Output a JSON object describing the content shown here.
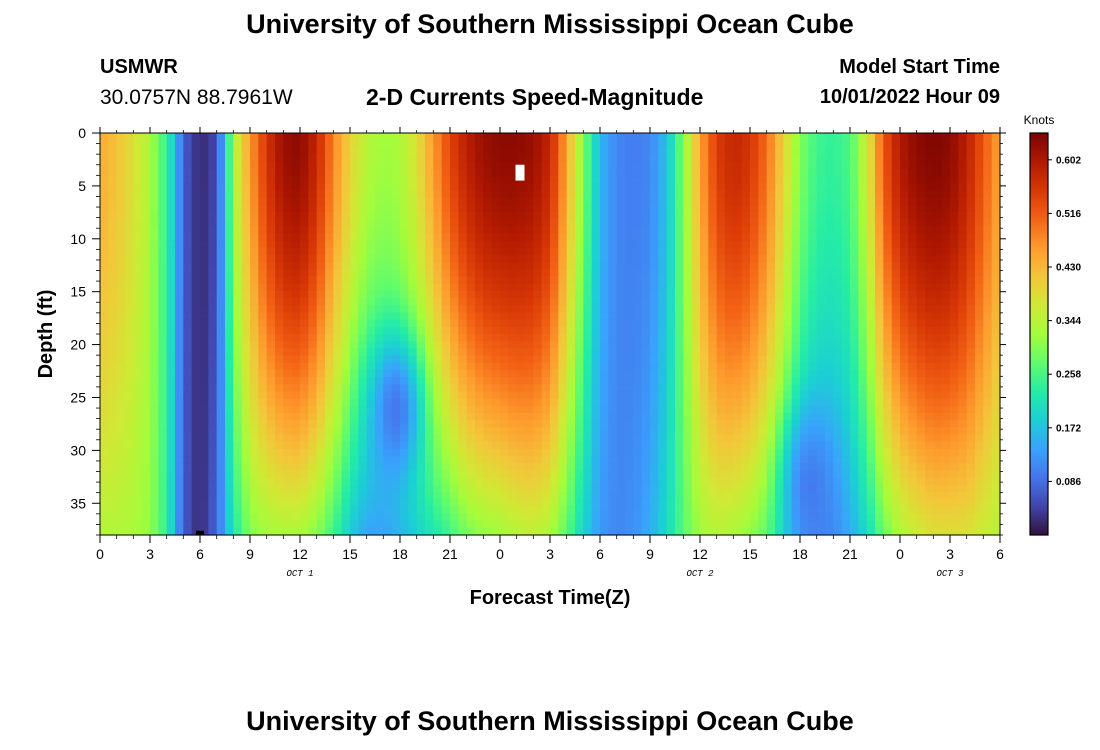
{
  "page": {
    "title_top": "University of Southern Mississippi Ocean Cube",
    "title_bottom": "University of Southern Mississippi Ocean Cube",
    "station_name": "USMWR",
    "station_coords": "30.0757N  88.7961W",
    "plot_title": "2-D Currents Speed-Magnitude",
    "model_start_label": "Model Start Time",
    "model_start_value": "10/01/2022 Hour 09"
  },
  "chart_data": {
    "type": "heatmap",
    "title": "2-D Currents Speed-Magnitude",
    "xlabel": "Forecast Time(Z)",
    "ylabel": "Depth (ft)",
    "x_hour_range": [
      0,
      54
    ],
    "y_range": [
      0,
      38
    ],
    "x_tick_hours": [
      0,
      3,
      6,
      9,
      12,
      15,
      18,
      21,
      24,
      27,
      30,
      33,
      36,
      39,
      42,
      45,
      48,
      51,
      54
    ],
    "x_tick_labels": [
      "0",
      "3",
      "6",
      "9",
      "12",
      "15",
      "18",
      "21",
      "0",
      "3",
      "6",
      "9",
      "12",
      "15",
      "18",
      "21",
      "0",
      "3",
      "6"
    ],
    "date_labels": [
      {
        "text": "OCT 1",
        "hour": 12
      },
      {
        "text": "OCT 2",
        "hour": 36
      },
      {
        "text": "OCT 3",
        "hour": 51
      }
    ],
    "y_ticks": [
      0,
      5,
      10,
      15,
      20,
      25,
      30,
      35
    ],
    "y_tick_labels": [
      "0",
      "5",
      "10",
      "15",
      "20",
      "25",
      "30",
      "35"
    ],
    "colorbar": {
      "units": "Knots",
      "min": 0.0,
      "max": 0.645,
      "tick_values": [
        0.086,
        0.172,
        0.258,
        0.344,
        0.43,
        0.516,
        0.602
      ],
      "tick_labels": [
        "0.086",
        "0.172",
        "0.258",
        "0.344",
        "0.430",
        "0.516",
        "0.602"
      ],
      "colors": [
        "#30123b",
        "#4145ab",
        "#4675ed",
        "#39a2fc",
        "#1bcfd4",
        "#24eca6",
        "#61fc6c",
        "#a4fc3b",
        "#d1e834",
        "#f3c63a",
        "#fe9b2d",
        "#f36315",
        "#d93806",
        "#b11901",
        "#7a0402"
      ]
    },
    "surface_speed_by_hour": [
      [
        0,
        0.44
      ],
      [
        1,
        0.42
      ],
      [
        2,
        0.38
      ],
      [
        3,
        0.33
      ],
      [
        4,
        0.24
      ],
      [
        4.5,
        0.17
      ],
      [
        5,
        0.07
      ],
      [
        6,
        0.02
      ],
      [
        7,
        0.05
      ],
      [
        7.5,
        0.18
      ],
      [
        8,
        0.33
      ],
      [
        9,
        0.46
      ],
      [
        10,
        0.56
      ],
      [
        11,
        0.62
      ],
      [
        12,
        0.63
      ],
      [
        13,
        0.58
      ],
      [
        14,
        0.48
      ],
      [
        15,
        0.4
      ],
      [
        16,
        0.34
      ],
      [
        17,
        0.32
      ],
      [
        18,
        0.33
      ],
      [
        19,
        0.38
      ],
      [
        20,
        0.46
      ],
      [
        21,
        0.54
      ],
      [
        22,
        0.59
      ],
      [
        23,
        0.62
      ],
      [
        24,
        0.63
      ],
      [
        25,
        0.63
      ],
      [
        26,
        0.62
      ],
      [
        27,
        0.58
      ],
      [
        28,
        0.45
      ],
      [
        29,
        0.3
      ],
      [
        30,
        0.16
      ],
      [
        31,
        0.11
      ],
      [
        32,
        0.1
      ],
      [
        33,
        0.11
      ],
      [
        34,
        0.17
      ],
      [
        35,
        0.3
      ],
      [
        36,
        0.45
      ],
      [
        37,
        0.55
      ],
      [
        38,
        0.58
      ],
      [
        39,
        0.56
      ],
      [
        40,
        0.5
      ],
      [
        41,
        0.4
      ],
      [
        42,
        0.3
      ],
      [
        43,
        0.25
      ],
      [
        44,
        0.24
      ],
      [
        45,
        0.26
      ],
      [
        46,
        0.36
      ],
      [
        47,
        0.52
      ],
      [
        48,
        0.6
      ],
      [
        49,
        0.63
      ],
      [
        50,
        0.64
      ],
      [
        51,
        0.63
      ],
      [
        52,
        0.59
      ],
      [
        53,
        0.52
      ],
      [
        54,
        0.45
      ]
    ],
    "bottom_speed_by_hour": [
      [
        0,
        0.34
      ],
      [
        2,
        0.33
      ],
      [
        3,
        0.31
      ],
      [
        4,
        0.24
      ],
      [
        5,
        0.07
      ],
      [
        6,
        0.02
      ],
      [
        7,
        0.08
      ],
      [
        8,
        0.22
      ],
      [
        9,
        0.3
      ],
      [
        10,
        0.32
      ],
      [
        11,
        0.33
      ],
      [
        12,
        0.33
      ],
      [
        13,
        0.3
      ],
      [
        14,
        0.25
      ],
      [
        15,
        0.18
      ],
      [
        16,
        0.14
      ],
      [
        17,
        0.14
      ],
      [
        18,
        0.16
      ],
      [
        19,
        0.19
      ],
      [
        20,
        0.22
      ],
      [
        21,
        0.25
      ],
      [
        22,
        0.29
      ],
      [
        23,
        0.31
      ],
      [
        24,
        0.32
      ],
      [
        25,
        0.34
      ],
      [
        26,
        0.35
      ],
      [
        27,
        0.33
      ],
      [
        28,
        0.27
      ],
      [
        29,
        0.19
      ],
      [
        30,
        0.13
      ],
      [
        31,
        0.11
      ],
      [
        32,
        0.12
      ],
      [
        33,
        0.15
      ],
      [
        34,
        0.2
      ],
      [
        35,
        0.27
      ],
      [
        36,
        0.32
      ],
      [
        37,
        0.34
      ],
      [
        38,
        0.33
      ],
      [
        39,
        0.31
      ],
      [
        40,
        0.28
      ],
      [
        41,
        0.22
      ],
      [
        42,
        0.15
      ],
      [
        43,
        0.12
      ],
      [
        44,
        0.12
      ],
      [
        45,
        0.15
      ],
      [
        46,
        0.2
      ],
      [
        47,
        0.28
      ],
      [
        48,
        0.33
      ],
      [
        49,
        0.36
      ],
      [
        50,
        0.38
      ],
      [
        52,
        0.38
      ],
      [
        53,
        0.36
      ],
      [
        54,
        0.34
      ]
    ],
    "mid_depth_features": [
      {
        "name": "low-speed core",
        "hour": 17.8,
        "depth_ft": 26,
        "speed": 0.05
      },
      {
        "name": "low-speed core",
        "hour": 42.5,
        "depth_ft": 33,
        "speed": 0.08
      }
    ],
    "markers": [
      {
        "name": "white marker",
        "hour": 25.2,
        "depth_range": [
          3,
          4.5
        ],
        "color": "#ffffff"
      },
      {
        "name": "black marker",
        "hour": 6,
        "depth_range": [
          37.6,
          38
        ],
        "color": "#000000"
      }
    ]
  }
}
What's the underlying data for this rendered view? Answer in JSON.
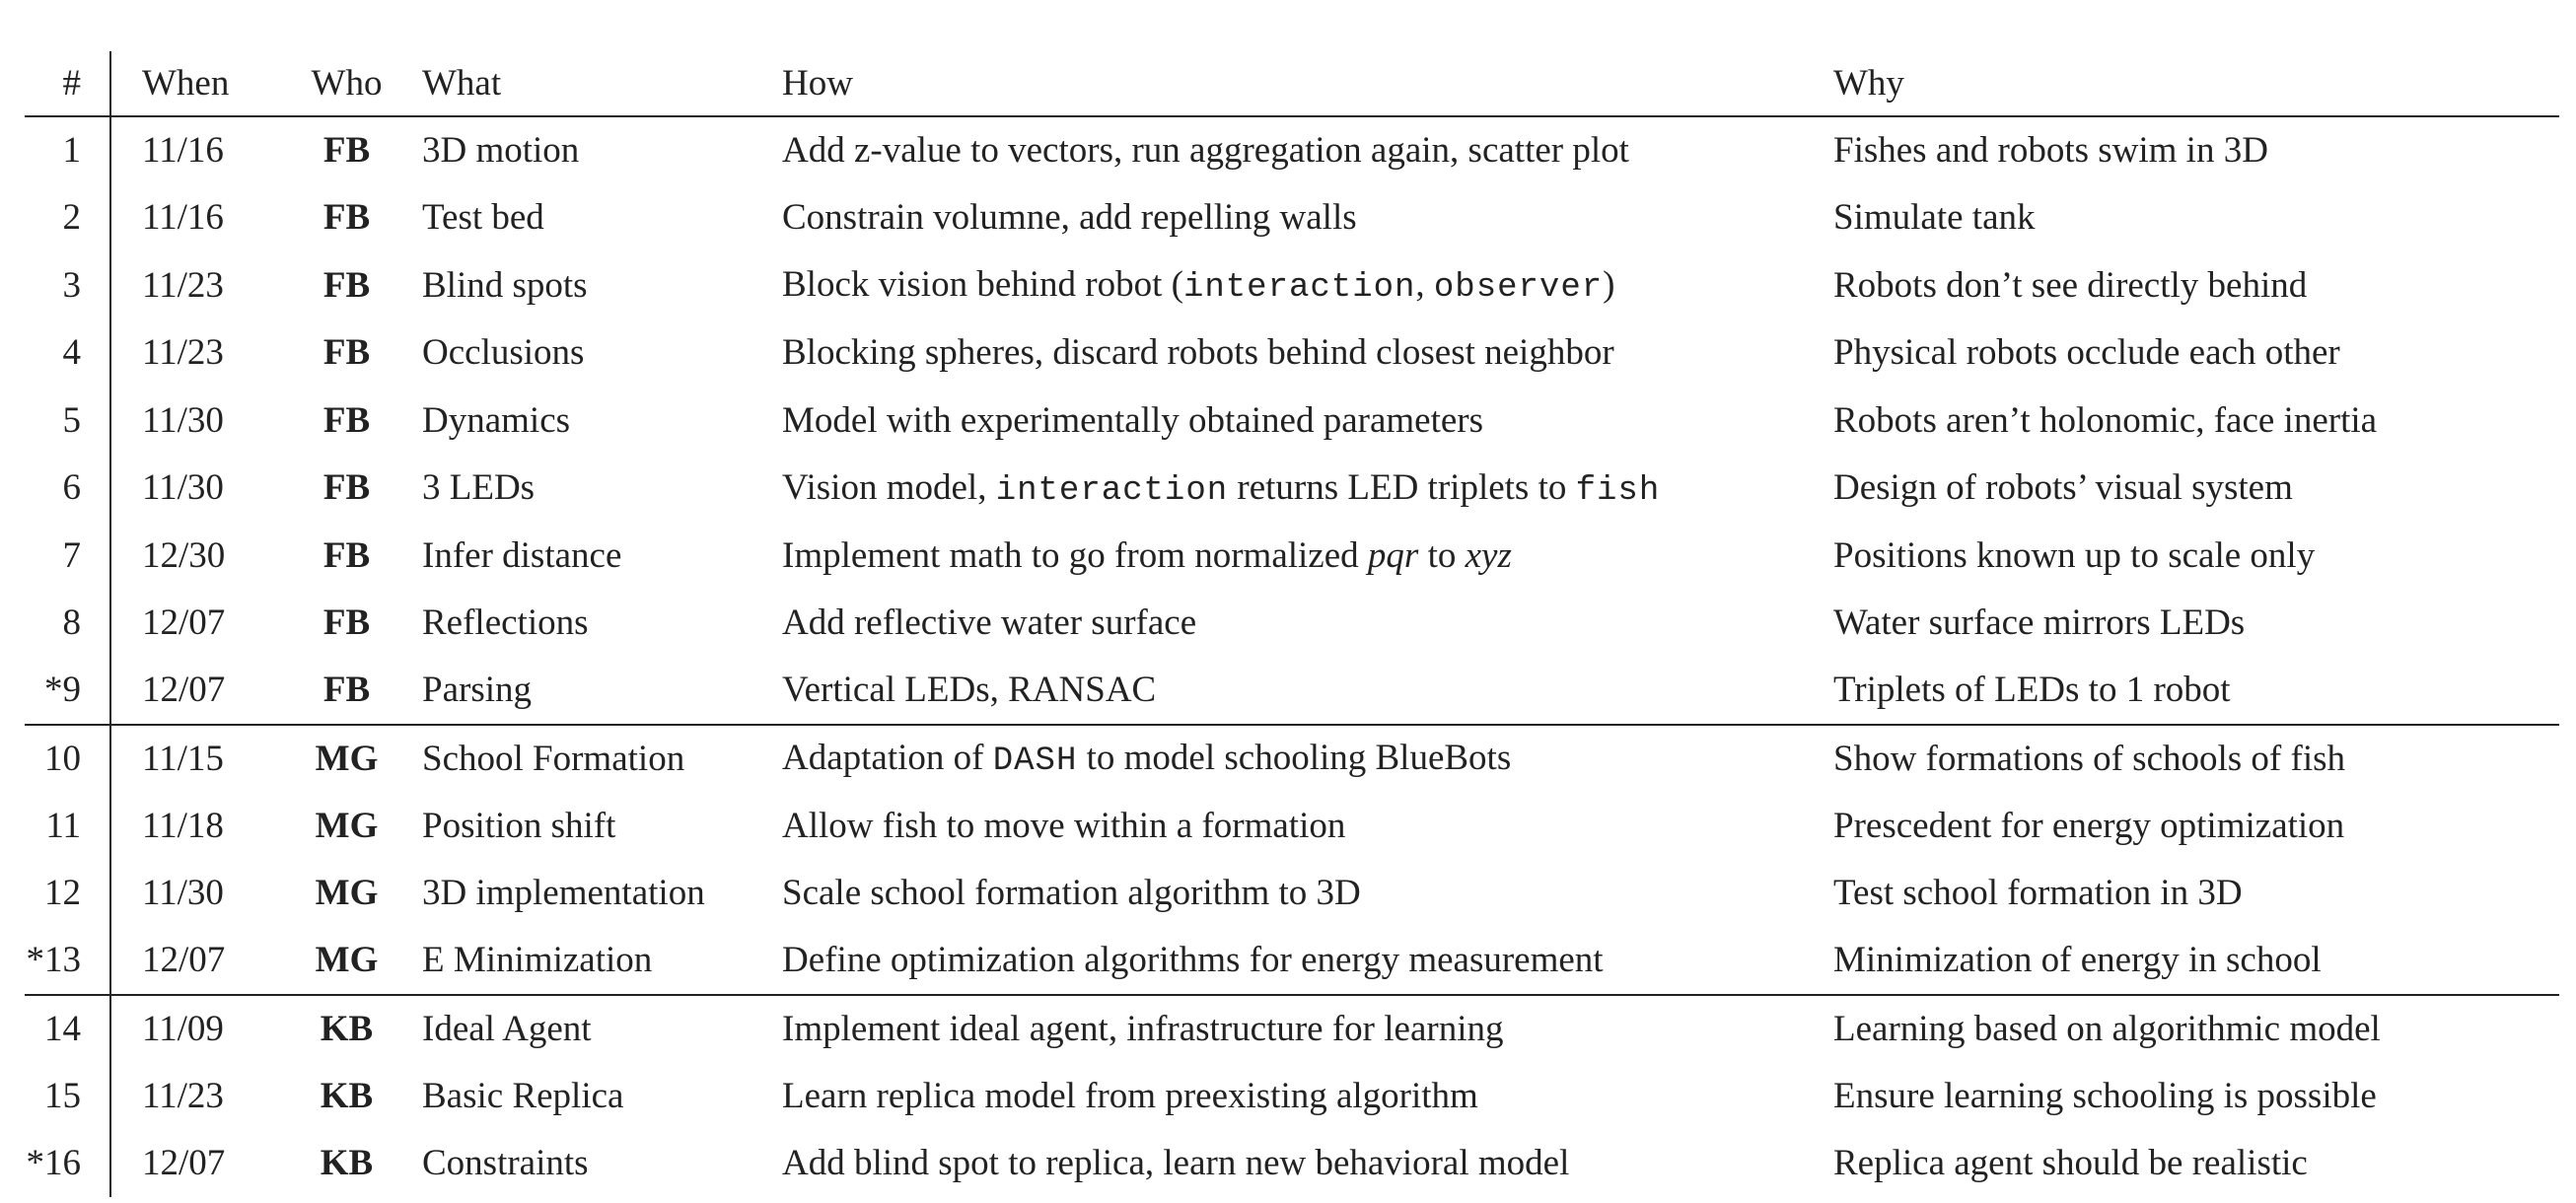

+--

→ **Set exercise**: List each line holding the string "Time".

→ **Task output**:
    "model_start_label": "Model Start Time",
    "xlabel": "Forecast Time(Z)",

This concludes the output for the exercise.